### Texte source
Lancée en mars 1970, la SM est née de la volonté de Citroën de développer une voiture de grand tourisme basée sur la DS.

Après la mort de Facel, la France entière déplore l’absence d’une voiture de sport haut de gamme portant ses couleurs. Qu’à cela ne tienne : Citroën décide de relever cet ambitieux défi.

Dans les années 1960, la marque Quai de Javel maintient sa domination sur la voie de gauche des autoroutes avec la DS, la berline la plus luxueuse de France. Grâce à sa suspension oléopneumatique, elle présente des qualités routières exceptionnelles, et la presse ne lui reproche qu’une chose : son moteur manquant de puissance pour pouvoir se mesurer d’égale à égale avec les marques étrangères les plus en vue. Or en décembre 1967, Citroën fait l’acquisition de 60% des actions de Maserati et confirme son intérêt pour adopter un moteur venant de la marque au trident pour animer sa future voiture de sport. L’ingénieur Giulio Alfieri réalise un six-cylindres en V dérivé du V8 de la Maserati Indy. Il comporte quatre ACT et sa cylindrée s’établit à 2 760 cc, pour éviter la « supervignette » qui pénalise les voitures de plus de 2,8 litres. Avec trois carburateurs Weber, ce moteur développe 170 ch et offre la souplesse que l’on attend d’une voiture de luxe. Citroën a donc son moteur. Pour le reste, le constructeur est parfaitement à l’aise et reprend les solutions en vigueur sur la DS, à base de circuit hydraulique sous pression, en les poussant encore plus loin avec l’adoption de la direction assistée Diravi imaginée par l’ingénieur Paul Magès, déjà metteur au point de la suspension oléopneumatique de la DS. La forme complètement inédite de la SM est dictée par les lois de l’aérodynamique et l’avant spectaculaire affiche son ambition avec une batterie de six projecteurs sous une verrière profilée.

### Série de tâches
A: Dans le texte sur la Citroën SM, quelle est la cylindrée du moteur réalisé par Giulio Alfieri ?
B: Recopiez mot pour mot le passage du texte sur la Citroën SM qui va de « Après la mort » jusqu'à « cet ambitieux défi. ».
Le matériel qui suit n'est pas nécessaire.

### Matériel fourni

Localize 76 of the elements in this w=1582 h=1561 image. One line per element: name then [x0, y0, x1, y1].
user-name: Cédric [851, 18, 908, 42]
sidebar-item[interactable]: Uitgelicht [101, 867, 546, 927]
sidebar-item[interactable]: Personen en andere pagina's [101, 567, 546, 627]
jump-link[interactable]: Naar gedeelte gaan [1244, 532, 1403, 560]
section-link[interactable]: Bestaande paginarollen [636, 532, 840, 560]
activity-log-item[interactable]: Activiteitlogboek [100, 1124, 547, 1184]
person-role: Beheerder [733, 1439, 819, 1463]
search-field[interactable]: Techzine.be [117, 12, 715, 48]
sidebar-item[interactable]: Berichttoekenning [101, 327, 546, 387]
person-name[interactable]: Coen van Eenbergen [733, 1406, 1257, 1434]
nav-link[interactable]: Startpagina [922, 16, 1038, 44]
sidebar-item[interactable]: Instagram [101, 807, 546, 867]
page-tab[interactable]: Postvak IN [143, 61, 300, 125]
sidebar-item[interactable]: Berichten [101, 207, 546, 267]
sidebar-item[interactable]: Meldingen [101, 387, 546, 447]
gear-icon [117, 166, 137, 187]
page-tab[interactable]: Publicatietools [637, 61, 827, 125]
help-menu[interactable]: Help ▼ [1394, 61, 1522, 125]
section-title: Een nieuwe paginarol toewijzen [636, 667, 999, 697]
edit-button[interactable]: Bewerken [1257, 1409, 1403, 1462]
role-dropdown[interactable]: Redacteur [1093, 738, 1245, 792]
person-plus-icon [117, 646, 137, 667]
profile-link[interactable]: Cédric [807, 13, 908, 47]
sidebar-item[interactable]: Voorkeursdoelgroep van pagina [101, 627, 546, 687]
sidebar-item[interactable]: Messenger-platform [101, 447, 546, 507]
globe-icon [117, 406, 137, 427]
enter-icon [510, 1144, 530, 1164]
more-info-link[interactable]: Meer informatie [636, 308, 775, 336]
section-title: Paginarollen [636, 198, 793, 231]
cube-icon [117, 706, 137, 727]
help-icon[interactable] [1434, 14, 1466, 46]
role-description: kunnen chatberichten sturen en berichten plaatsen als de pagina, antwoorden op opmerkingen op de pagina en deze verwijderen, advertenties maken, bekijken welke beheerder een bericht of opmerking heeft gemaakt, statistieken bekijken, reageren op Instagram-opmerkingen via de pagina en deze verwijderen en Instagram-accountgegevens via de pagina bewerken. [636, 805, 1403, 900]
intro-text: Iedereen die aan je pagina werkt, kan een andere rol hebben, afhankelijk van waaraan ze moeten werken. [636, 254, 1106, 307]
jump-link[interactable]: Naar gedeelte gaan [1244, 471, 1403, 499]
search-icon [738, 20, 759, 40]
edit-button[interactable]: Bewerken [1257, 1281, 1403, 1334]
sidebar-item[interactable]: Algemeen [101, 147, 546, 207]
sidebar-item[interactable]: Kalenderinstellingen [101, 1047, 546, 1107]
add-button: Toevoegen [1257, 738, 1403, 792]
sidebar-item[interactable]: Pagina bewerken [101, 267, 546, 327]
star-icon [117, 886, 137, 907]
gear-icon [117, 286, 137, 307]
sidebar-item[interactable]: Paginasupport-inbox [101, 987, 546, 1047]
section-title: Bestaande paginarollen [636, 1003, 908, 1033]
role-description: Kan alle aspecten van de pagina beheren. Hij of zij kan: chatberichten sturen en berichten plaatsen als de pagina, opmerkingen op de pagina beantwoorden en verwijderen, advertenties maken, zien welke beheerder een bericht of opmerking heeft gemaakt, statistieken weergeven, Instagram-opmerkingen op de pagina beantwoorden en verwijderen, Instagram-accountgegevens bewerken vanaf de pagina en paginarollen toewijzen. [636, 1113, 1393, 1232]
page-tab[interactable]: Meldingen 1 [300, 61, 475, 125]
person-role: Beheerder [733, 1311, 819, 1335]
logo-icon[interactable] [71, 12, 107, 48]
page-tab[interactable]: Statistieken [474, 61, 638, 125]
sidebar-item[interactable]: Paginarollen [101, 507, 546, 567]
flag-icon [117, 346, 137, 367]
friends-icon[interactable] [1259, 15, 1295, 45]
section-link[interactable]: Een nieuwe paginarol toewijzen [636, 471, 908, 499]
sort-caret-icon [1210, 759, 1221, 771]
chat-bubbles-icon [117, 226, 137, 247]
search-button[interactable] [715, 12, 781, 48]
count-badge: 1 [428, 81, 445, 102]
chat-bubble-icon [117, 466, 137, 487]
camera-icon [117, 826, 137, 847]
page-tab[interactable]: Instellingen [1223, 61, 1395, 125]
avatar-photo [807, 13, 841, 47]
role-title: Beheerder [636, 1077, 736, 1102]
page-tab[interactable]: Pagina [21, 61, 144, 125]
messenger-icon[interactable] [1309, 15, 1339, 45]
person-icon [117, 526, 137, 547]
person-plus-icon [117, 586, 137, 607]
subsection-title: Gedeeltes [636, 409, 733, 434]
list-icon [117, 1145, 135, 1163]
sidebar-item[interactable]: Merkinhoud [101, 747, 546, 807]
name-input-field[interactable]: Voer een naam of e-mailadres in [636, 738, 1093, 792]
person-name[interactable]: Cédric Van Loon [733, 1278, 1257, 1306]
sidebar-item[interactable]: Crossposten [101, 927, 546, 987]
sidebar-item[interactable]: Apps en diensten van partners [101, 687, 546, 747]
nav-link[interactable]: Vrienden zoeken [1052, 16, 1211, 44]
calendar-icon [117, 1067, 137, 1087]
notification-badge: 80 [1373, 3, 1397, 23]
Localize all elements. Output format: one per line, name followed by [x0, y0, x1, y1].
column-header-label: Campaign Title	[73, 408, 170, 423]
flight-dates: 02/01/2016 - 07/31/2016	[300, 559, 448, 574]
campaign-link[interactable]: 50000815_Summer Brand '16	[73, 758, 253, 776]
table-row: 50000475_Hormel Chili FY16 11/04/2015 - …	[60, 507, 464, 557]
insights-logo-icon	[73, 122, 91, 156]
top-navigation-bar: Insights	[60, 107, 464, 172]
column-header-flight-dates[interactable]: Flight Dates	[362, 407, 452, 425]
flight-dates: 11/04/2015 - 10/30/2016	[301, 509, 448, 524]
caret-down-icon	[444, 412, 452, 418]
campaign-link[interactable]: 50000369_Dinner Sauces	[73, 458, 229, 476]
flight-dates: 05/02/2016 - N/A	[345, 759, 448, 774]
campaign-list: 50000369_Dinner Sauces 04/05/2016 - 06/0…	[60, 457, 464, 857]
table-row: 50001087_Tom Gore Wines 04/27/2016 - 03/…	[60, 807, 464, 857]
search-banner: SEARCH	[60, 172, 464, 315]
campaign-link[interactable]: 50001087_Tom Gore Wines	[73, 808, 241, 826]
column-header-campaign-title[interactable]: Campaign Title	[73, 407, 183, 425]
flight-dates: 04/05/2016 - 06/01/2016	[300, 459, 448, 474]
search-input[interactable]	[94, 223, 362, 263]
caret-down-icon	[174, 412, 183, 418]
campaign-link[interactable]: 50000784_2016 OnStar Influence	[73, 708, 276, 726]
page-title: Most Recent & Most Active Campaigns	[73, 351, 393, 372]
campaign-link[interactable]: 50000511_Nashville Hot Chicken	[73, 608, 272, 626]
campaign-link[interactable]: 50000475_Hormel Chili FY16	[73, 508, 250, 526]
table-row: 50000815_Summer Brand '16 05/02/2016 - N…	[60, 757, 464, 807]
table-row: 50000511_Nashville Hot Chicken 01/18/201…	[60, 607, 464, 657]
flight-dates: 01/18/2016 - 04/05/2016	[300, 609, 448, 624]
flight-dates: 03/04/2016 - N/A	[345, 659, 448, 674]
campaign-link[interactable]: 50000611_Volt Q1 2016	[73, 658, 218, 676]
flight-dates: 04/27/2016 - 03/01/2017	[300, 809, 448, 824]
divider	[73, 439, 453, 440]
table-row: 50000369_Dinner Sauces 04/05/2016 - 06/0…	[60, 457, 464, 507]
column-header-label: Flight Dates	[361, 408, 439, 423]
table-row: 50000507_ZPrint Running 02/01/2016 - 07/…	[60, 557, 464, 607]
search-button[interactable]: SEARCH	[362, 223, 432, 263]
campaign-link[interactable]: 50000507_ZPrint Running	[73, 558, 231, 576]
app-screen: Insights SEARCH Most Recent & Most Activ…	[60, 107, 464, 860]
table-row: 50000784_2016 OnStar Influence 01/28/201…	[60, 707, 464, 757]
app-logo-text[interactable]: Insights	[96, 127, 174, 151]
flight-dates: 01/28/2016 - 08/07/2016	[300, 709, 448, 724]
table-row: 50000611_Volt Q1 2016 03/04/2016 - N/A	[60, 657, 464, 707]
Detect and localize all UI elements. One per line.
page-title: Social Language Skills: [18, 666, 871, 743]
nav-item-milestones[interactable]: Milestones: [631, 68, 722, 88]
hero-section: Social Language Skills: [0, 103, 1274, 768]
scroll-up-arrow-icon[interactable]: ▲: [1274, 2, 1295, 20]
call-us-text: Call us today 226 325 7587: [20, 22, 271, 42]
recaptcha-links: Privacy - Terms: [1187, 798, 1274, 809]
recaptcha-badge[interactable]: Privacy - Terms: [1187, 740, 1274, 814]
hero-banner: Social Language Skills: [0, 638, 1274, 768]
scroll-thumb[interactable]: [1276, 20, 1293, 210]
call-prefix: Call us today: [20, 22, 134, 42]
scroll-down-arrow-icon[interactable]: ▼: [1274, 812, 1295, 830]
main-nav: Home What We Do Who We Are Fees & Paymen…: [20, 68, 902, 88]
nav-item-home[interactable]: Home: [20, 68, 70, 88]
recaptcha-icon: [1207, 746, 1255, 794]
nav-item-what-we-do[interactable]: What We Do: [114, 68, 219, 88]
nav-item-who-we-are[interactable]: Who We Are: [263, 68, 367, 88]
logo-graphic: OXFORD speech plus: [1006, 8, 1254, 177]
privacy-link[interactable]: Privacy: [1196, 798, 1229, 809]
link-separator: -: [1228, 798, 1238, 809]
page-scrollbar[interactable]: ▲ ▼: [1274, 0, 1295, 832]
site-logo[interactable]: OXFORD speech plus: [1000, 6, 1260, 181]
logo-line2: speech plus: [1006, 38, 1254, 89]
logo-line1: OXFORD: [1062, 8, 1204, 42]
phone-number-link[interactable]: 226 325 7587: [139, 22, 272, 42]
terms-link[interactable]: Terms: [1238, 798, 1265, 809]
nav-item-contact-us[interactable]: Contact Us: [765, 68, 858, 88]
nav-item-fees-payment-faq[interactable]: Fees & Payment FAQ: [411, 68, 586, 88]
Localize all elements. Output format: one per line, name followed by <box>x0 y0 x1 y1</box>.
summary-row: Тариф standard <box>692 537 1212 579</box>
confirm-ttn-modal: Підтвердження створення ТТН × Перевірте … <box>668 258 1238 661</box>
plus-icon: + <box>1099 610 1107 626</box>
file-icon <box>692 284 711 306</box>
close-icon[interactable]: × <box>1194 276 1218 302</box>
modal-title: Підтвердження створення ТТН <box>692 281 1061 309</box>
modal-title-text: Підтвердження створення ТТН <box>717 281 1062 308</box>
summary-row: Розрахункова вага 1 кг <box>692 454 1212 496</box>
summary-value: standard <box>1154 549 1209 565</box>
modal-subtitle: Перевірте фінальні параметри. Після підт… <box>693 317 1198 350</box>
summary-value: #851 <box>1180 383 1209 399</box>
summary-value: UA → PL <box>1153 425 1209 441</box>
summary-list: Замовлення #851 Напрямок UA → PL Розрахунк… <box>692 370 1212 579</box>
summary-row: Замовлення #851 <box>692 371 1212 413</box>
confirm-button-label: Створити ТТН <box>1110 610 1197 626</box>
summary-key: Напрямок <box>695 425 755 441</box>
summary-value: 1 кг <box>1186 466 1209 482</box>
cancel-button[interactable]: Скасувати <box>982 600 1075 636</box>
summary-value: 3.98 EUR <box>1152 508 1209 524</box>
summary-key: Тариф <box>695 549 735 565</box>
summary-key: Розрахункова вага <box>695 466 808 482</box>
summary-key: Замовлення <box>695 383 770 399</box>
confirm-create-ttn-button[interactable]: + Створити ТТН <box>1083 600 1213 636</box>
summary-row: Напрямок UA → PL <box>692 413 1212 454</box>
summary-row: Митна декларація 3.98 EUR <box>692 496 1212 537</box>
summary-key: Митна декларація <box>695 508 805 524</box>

### Résultats par tâche
A: Sa cylindrée s'établit à 2 760 cc.

B:
Après la mort de Facel, la France entière déplore l’absence d’une voiture de sport haut de gamme portant ses couleurs. Qu’à cela ne tienne : Citroën décide de relever cet ambitieux défi.